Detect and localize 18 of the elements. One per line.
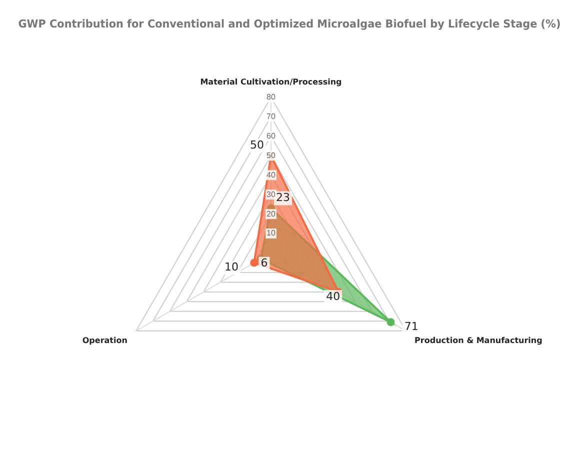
data-label: 23 xyxy=(276,191,290,204)
spoke-label: Operation xyxy=(82,336,128,345)
y-tick-label: 80 xyxy=(266,92,276,102)
y-tick-label: 40 xyxy=(266,170,276,180)
y-tick-label: 50 xyxy=(266,150,276,160)
data-label: 10 xyxy=(224,260,238,274)
y-tick-label: 10 xyxy=(266,228,276,238)
y-tick-label: 30 xyxy=(266,190,276,199)
y-tick-label: 20 xyxy=(266,209,276,218)
spoke-label: Production & Manufacturing xyxy=(414,336,543,345)
data-label: 40 xyxy=(326,290,340,303)
y-tick-label: 70 xyxy=(266,112,276,121)
spoke-label: Material Cultivation/Processing xyxy=(200,78,342,87)
data-label: 6 xyxy=(260,256,268,270)
chart-title: GWP Contribution for Conventional and Optimized Microalgae Biofuel by Lifecycle Stage (%) xyxy=(18,17,561,31)
data-label: 50 xyxy=(250,138,264,152)
data-label: 71 xyxy=(404,320,418,333)
y-tick-label: 60 xyxy=(266,131,276,140)
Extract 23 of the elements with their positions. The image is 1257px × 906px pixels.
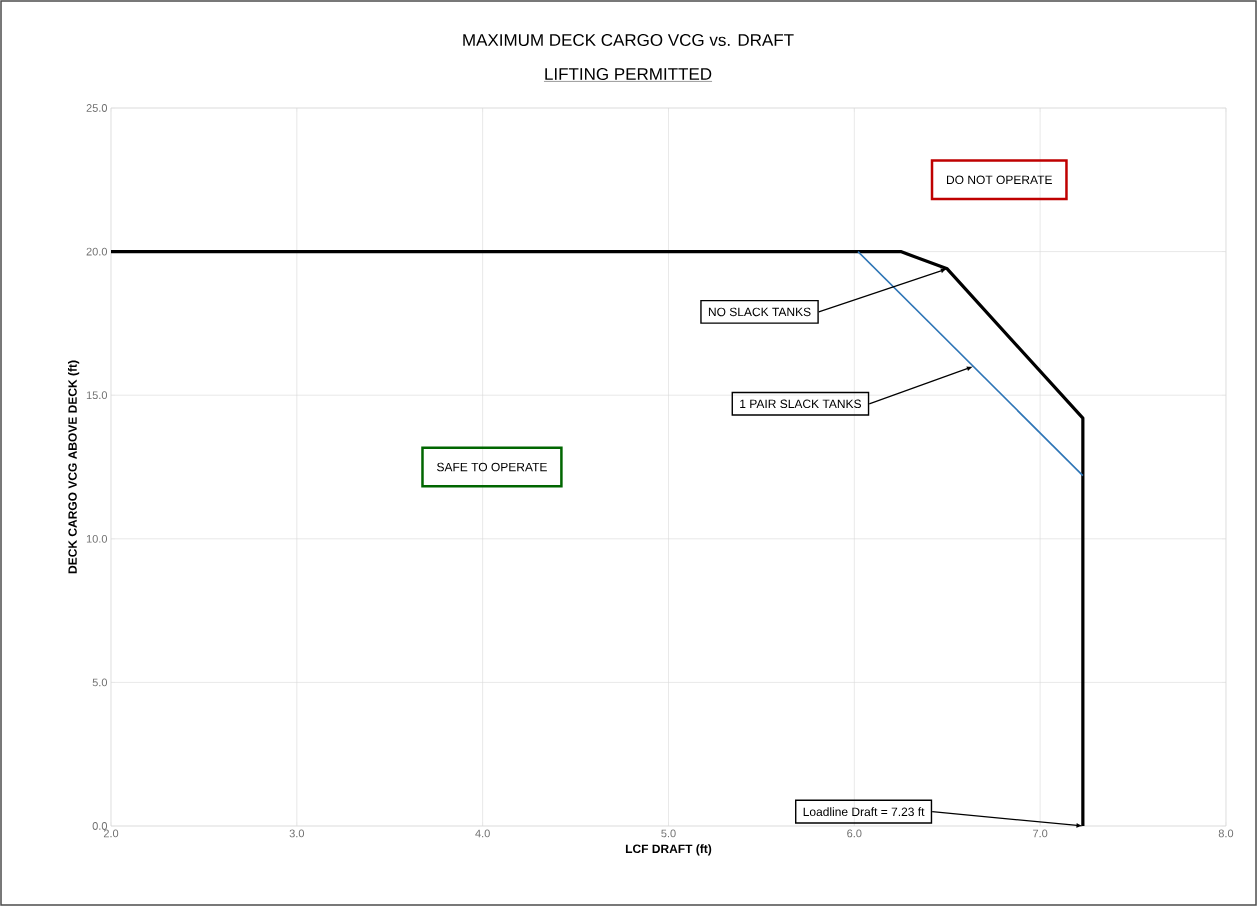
y-tick-label: 0.0	[92, 822, 108, 830]
x-tick-label: 5.0	[661, 829, 676, 838]
x-tick-label: 2.0	[103, 829, 119, 838]
line-series	[109, 250, 1085, 828]
x-tick-label: 6.0	[847, 829, 862, 838]
x-tick-label: 8.0	[1218, 829, 1234, 838]
y-tick-label: 20.0	[86, 247, 108, 256]
annotation: DO NOT OPERATE	[947, 175, 1052, 185]
x-tick-label: 4.0	[475, 829, 490, 838]
annotation: SAFE TO OPERATE	[437, 462, 547, 472]
y-tick-label: 5.0	[92, 678, 108, 687]
annotation: 1 PAIR SLACK TANKS	[740, 399, 861, 409]
y-tick-label: 15.0	[86, 391, 108, 400]
y-tick-label: 25.0	[86, 104, 108, 112]
x-axis-title: LCF DRAFT (ft)	[625, 844, 712, 856]
annotation: Loadline Draft = 7.23 ft	[803, 807, 925, 817]
y-axis-title: DECK CARGO VCG ABOVE DECK (ft)	[68, 360, 80, 574]
x-tick-label: 3.0	[289, 829, 305, 838]
y-tick-label: 10.0	[86, 534, 108, 543]
x-tick-label: 7.0	[1033, 829, 1048, 838]
chart-subtitle: LIFTING PERMITTED	[545, 67, 712, 81]
annotation: NO SLACK TANKS	[708, 307, 811, 317]
chart-title: MAXIMUM DECK CARGO VCG vs. DRAFT	[463, 33, 794, 47]
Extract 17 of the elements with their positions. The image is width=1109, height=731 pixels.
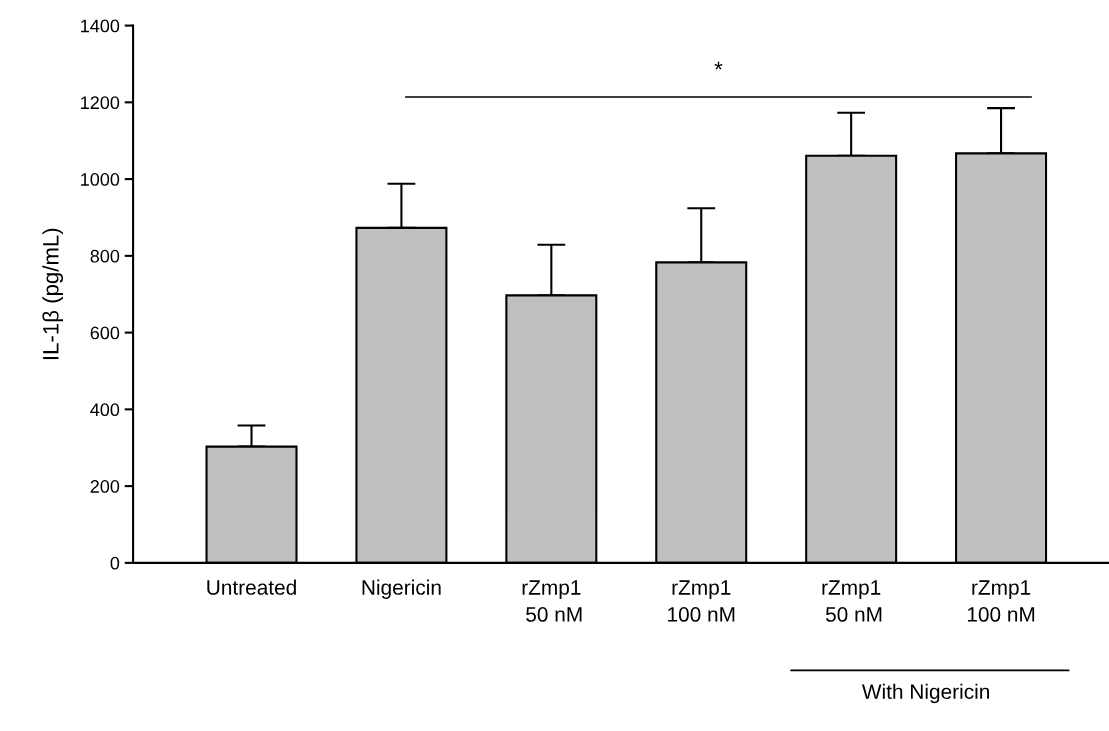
y-tick-label: 800 [90, 249, 120, 263]
y-axis-title: IL-1β (pg/mL) [42, 228, 64, 360]
x-tick-label: Nigericin [362, 579, 441, 599]
x-tick-label: rZmp1 100 nM [967, 580, 1035, 622]
text: With Nigericin [861, 683, 990, 704]
y-tick-label: 600 [90, 326, 120, 340]
x-tick-label: rZmp1 50 nM [822, 580, 882, 622]
ref-line-label: * [714, 61, 723, 70]
x-tick-label: Untreated [207, 579, 296, 595]
y-tick-label: 0 [110, 556, 120, 570]
y-tick-label: 1000 [81, 173, 120, 186]
y-tick-label: 200 [90, 480, 120, 493]
y-tick-label: 1400 [81, 19, 120, 33]
y-tick-label: 1200 [81, 96, 120, 110]
x-tick-label: rZmp1 50 nM [522, 580, 582, 622]
y-tick-label: 400 [90, 403, 120, 417]
x-tick-label: rZmp1 100 nM [668, 580, 735, 622]
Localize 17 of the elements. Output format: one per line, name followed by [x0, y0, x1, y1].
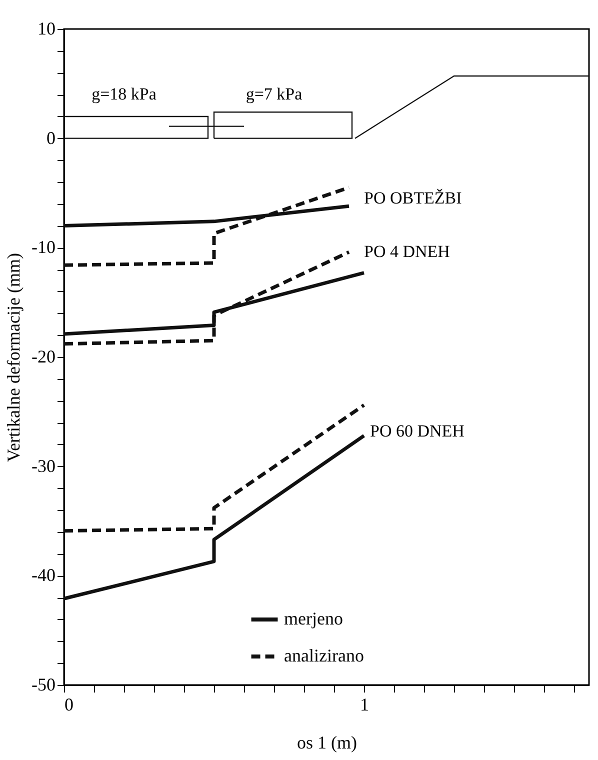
- y-tick-label: -10: [32, 237, 56, 258]
- y-axis-title: Vertikalne deformacije (mm): [4, 253, 24, 462]
- annotation: PO OBTEŽBI: [364, 188, 462, 208]
- y-tick-label: 10: [38, 18, 56, 38]
- x-axis-title: os 1 (m): [297, 732, 357, 752]
- y-tick-label: -50: [32, 674, 56, 694]
- x-tick-label: 1: [360, 694, 369, 714]
- y-tick-label: -40: [32, 565, 56, 586]
- annotation: PO 60 DNEH: [370, 421, 464, 440]
- y-tick-label: -20: [32, 346, 56, 366]
- annotation: g=18 kPa: [92, 84, 157, 104]
- legend-label: analizirano: [284, 646, 364, 666]
- y-tick-label: -30: [32, 456, 56, 476]
- annotation: PO 4 DNEH: [364, 242, 450, 262]
- legend-label: merjeno: [284, 608, 343, 628]
- annotation: g=7 kPa: [246, 84, 303, 104]
- y-tick-label: 0: [46, 128, 56, 148]
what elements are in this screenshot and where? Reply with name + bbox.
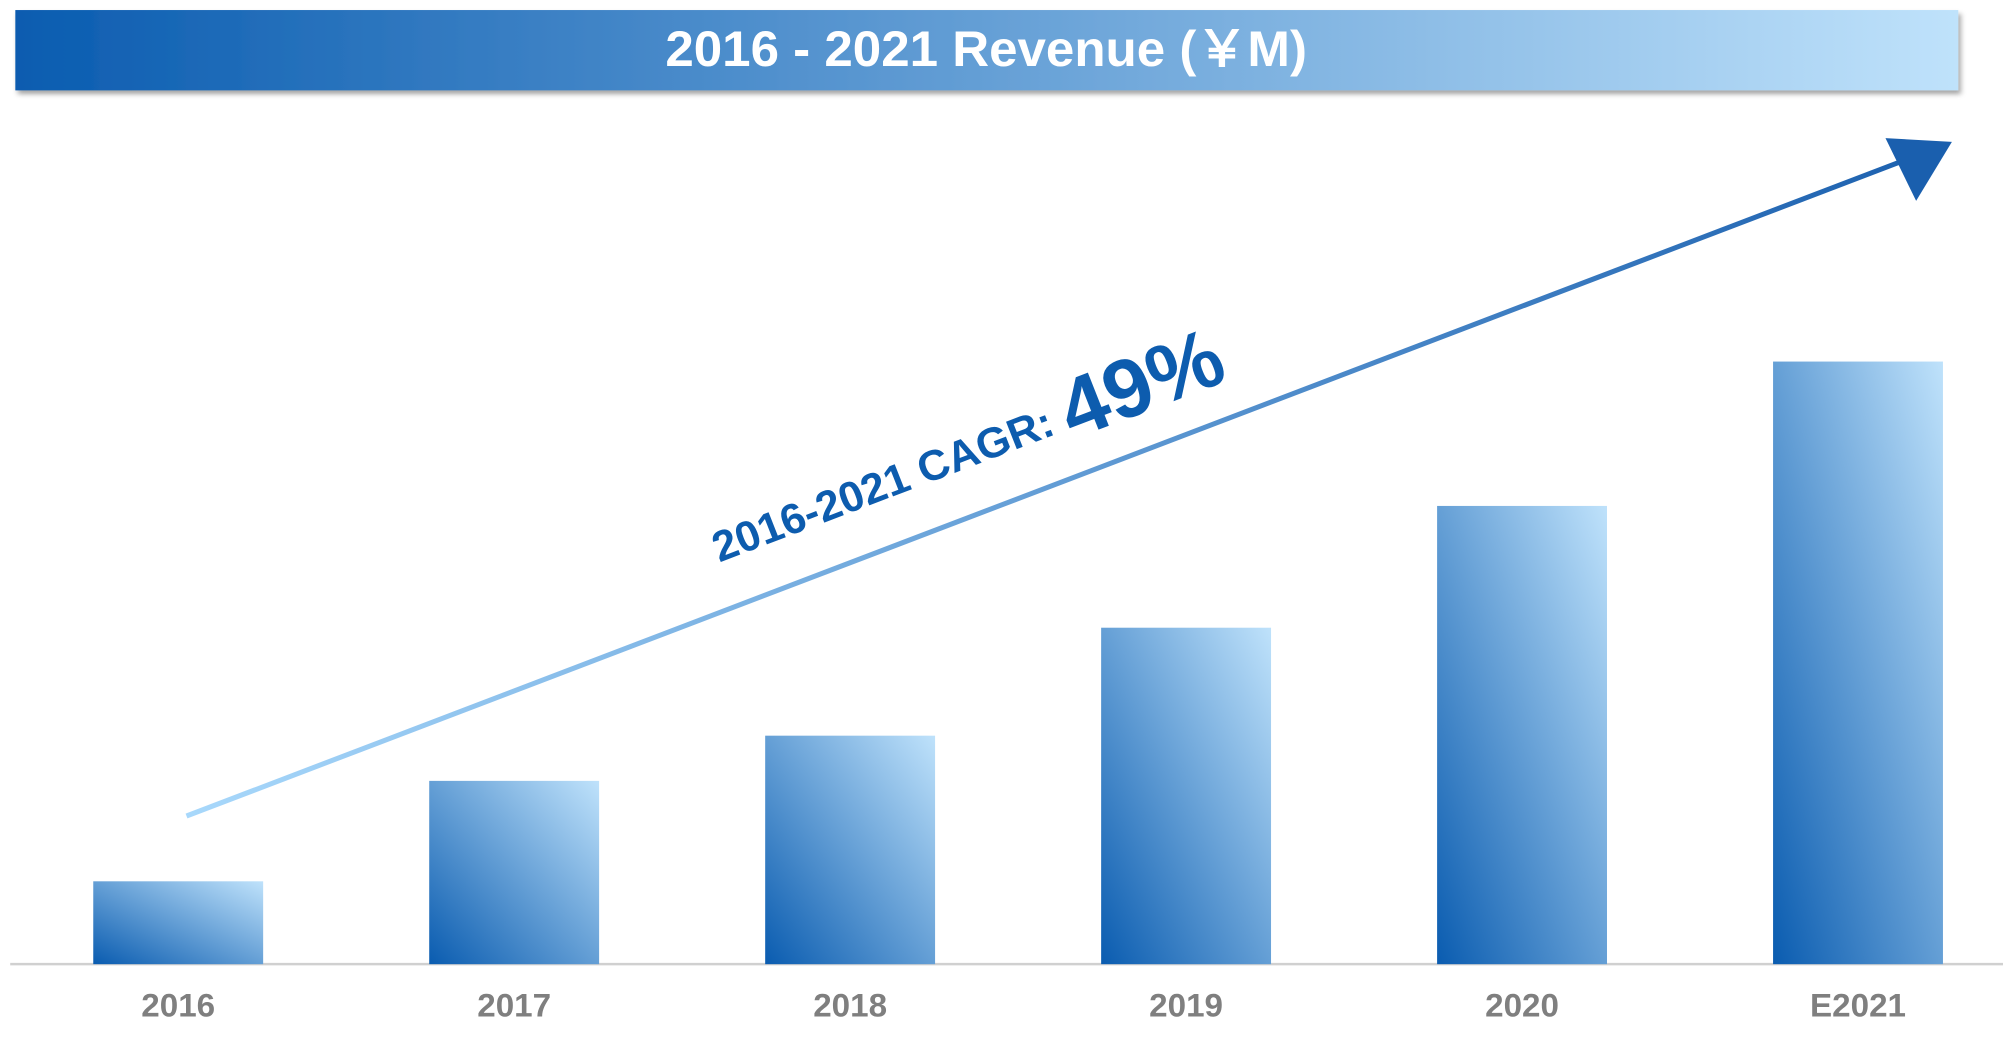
bar: [429, 780, 600, 965]
bar: [1773, 361, 1943, 965]
x-tick-label: 2019: [1149, 987, 1223, 1024]
x-tick-label: 2018: [813, 987, 887, 1024]
arrow-head: [1885, 138, 1952, 201]
trend-arrow: [185, 158, 1905, 819]
annotation-text: 2016-2021 CAGR:: [706, 399, 1061, 572]
bar: [1101, 627, 1272, 965]
bar: [93, 881, 264, 965]
x-tick-label: 2017: [477, 987, 551, 1024]
x-tick-label: 2020: [1485, 987, 1559, 1024]
x-tick-label: 2016: [141, 987, 215, 1024]
annotation-highlight: 49%: [1045, 309, 1237, 456]
bar: [1437, 505, 1607, 965]
chart-title: 2016 - 2021 Revenue (￥M): [665, 20, 1307, 77]
annotation: 2016-2021 CAGR:49%: [696, 309, 1237, 589]
title-bar: [15, 10, 1959, 91]
x-tick-label: E2021: [1810, 987, 1906, 1024]
bar: [765, 735, 936, 965]
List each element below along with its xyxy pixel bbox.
****************************************
- _WHAT IS REQUIRED_
Copy every record above word for word, from the first line to the last, and leave out the pictures.

- _FULL OUTPUT_
Detect and localize 18 of the elements. One per line.
data-label: 23 xyxy=(276,191,290,204)
spoke-label: Operation xyxy=(82,336,128,345)
y-tick-label: 80 xyxy=(266,92,276,102)
y-tick-label: 40 xyxy=(266,170,276,180)
y-tick-label: 50 xyxy=(266,150,276,160)
data-label: 10 xyxy=(224,260,238,274)
y-tick-label: 10 xyxy=(266,228,276,238)
y-tick-label: 30 xyxy=(266,190,276,199)
y-tick-label: 20 xyxy=(266,209,276,218)
spoke-label: Production & Manufacturing xyxy=(414,336,543,345)
data-label: 40 xyxy=(326,290,340,303)
y-tick-label: 70 xyxy=(266,112,276,121)
spoke-label: Material Cultivation/Processing xyxy=(200,78,342,87)
data-label: 6 xyxy=(260,256,268,270)
chart-title: GWP Contribution for Conventional and Optimized Microalgae Biofuel by Lifecycle Stage (%) xyxy=(18,17,561,31)
data-label: 50 xyxy=(250,138,264,152)
data-label: 71 xyxy=(404,320,418,333)
y-tick-label: 60 xyxy=(266,131,276,140)
Extract 23 of the elements with their positions. The image is 1257px × 906px pixels.
y-tick-label: 0.0	[92, 822, 108, 830]
x-tick-label: 5.0	[661, 829, 676, 838]
x-tick-label: 2.0	[103, 829, 119, 838]
line-series	[109, 250, 1085, 828]
x-tick-label: 6.0	[847, 829, 862, 838]
x-tick-label: 8.0	[1218, 829, 1234, 838]
y-tick-label: 20.0	[86, 247, 108, 256]
annotation: DO NOT OPERATE	[947, 175, 1052, 185]
x-tick-label: 4.0	[475, 829, 490, 838]
annotation: SAFE TO OPERATE	[437, 462, 547, 472]
y-tick-label: 5.0	[92, 678, 108, 687]
annotation: 1 PAIR SLACK TANKS	[740, 399, 861, 409]
y-tick-label: 15.0	[86, 391, 108, 400]
y-tick-label: 25.0	[86, 104, 108, 112]
x-axis-title: LCF DRAFT (ft)	[625, 844, 712, 856]
annotation: Loadline Draft = 7.23 ft	[803, 807, 925, 817]
y-axis-title: DECK CARGO VCG ABOVE DECK (ft)	[68, 360, 80, 574]
x-tick-label: 3.0	[289, 829, 305, 838]
y-tick-label: 10.0	[86, 534, 108, 543]
x-tick-label: 7.0	[1033, 829, 1048, 838]
chart-subtitle: LIFTING PERMITTED	[545, 67, 712, 81]
annotation: NO SLACK TANKS	[708, 307, 811, 317]
chart-title: MAXIMUM DECK CARGO VCG vs. DRAFT	[463, 33, 794, 47]
Extract 17 of the elements with their positions. The image is width=1109, height=731 pixels.
y-tick-label: 800 [90, 249, 120, 263]
y-axis-title: IL-1β (pg/mL) [42, 228, 64, 360]
x-tick-label: Nigericin [362, 579, 441, 599]
x-tick-label: rZmp1 100 nM [967, 580, 1035, 622]
text: With Nigericin [861, 683, 990, 704]
y-tick-label: 600 [90, 326, 120, 340]
x-tick-label: rZmp1 50 nM [822, 580, 882, 622]
ref-line-label: * [714, 61, 723, 70]
x-tick-label: Untreated [207, 579, 296, 595]
y-tick-label: 0 [110, 556, 120, 570]
y-tick-label: 1000 [81, 173, 120, 186]
y-tick-label: 200 [90, 480, 120, 493]
y-tick-label: 1400 [81, 19, 120, 33]
y-tick-label: 1200 [81, 96, 120, 110]
x-tick-label: rZmp1 50 nM [522, 580, 582, 622]
y-tick-label: 400 [90, 403, 120, 417]
x-tick-label: rZmp1 100 nM [668, 580, 735, 622]
Localize 17 of the elements. Output format: one per line, name followed by [x0, y0, x1, y1].
- y-tick-label: -10: [32, 237, 56, 258]
- y-axis-title: Vertikalne deformacije (mm): [4, 253, 24, 462]
- annotation: PO OBTEŽBI: [364, 188, 462, 208]
- y-tick-label: 10: [38, 18, 56, 38]
- x-axis-title: os 1 (m): [297, 732, 357, 752]
- y-tick-label: -50: [32, 674, 56, 694]
- x-tick-label: 1: [360, 694, 369, 714]
- y-tick-label: -40: [32, 565, 56, 586]
- annotation: PO 60 DNEH: [370, 421, 464, 440]
- y-tick-label: -20: [32, 346, 56, 366]
- annotation: g=18 kPa: [92, 84, 157, 104]
- legend-label: analizirano: [284, 646, 364, 666]
- y-tick-label: -30: [32, 456, 56, 476]
- annotation: PO 4 DNEH: [364, 242, 450, 262]
- legend-label: merjeno: [284, 608, 343, 628]
- annotation: g=7 kPa: [246, 84, 303, 104]
- y-tick-label: 0: [46, 128, 56, 148]
what elements are in this screenshot and where? Reply with name + bbox.
bar: [429, 780, 600, 965]
bar: [1773, 361, 1943, 965]
x-tick-label: 2019: [1149, 987, 1223, 1024]
x-tick-label: 2018: [813, 987, 887, 1024]
arrow-head: [1885, 138, 1952, 201]
trend-arrow: [185, 158, 1905, 819]
annotation-text: 2016-2021 CAGR:: [706, 399, 1061, 572]
bar: [1101, 627, 1272, 965]
bar: [93, 881, 264, 965]
x-tick-label: 2017: [477, 987, 551, 1024]
x-tick-label: 2020: [1485, 987, 1559, 1024]
x-tick-label: 2016: [141, 987, 215, 1024]
annotation-highlight: 49%: [1045, 309, 1237, 456]
bar: [1437, 505, 1607, 965]
chart-title: 2016 - 2021 Revenue (￥M): [665, 20, 1307, 77]
annotation: 2016-2021 CAGR:49%: [696, 309, 1237, 589]
title-bar: [15, 10, 1959, 91]
x-tick-label: E2021: [1810, 987, 1906, 1024]
bar: [765, 735, 936, 965]
List each element below along with its xyxy pixel bbox.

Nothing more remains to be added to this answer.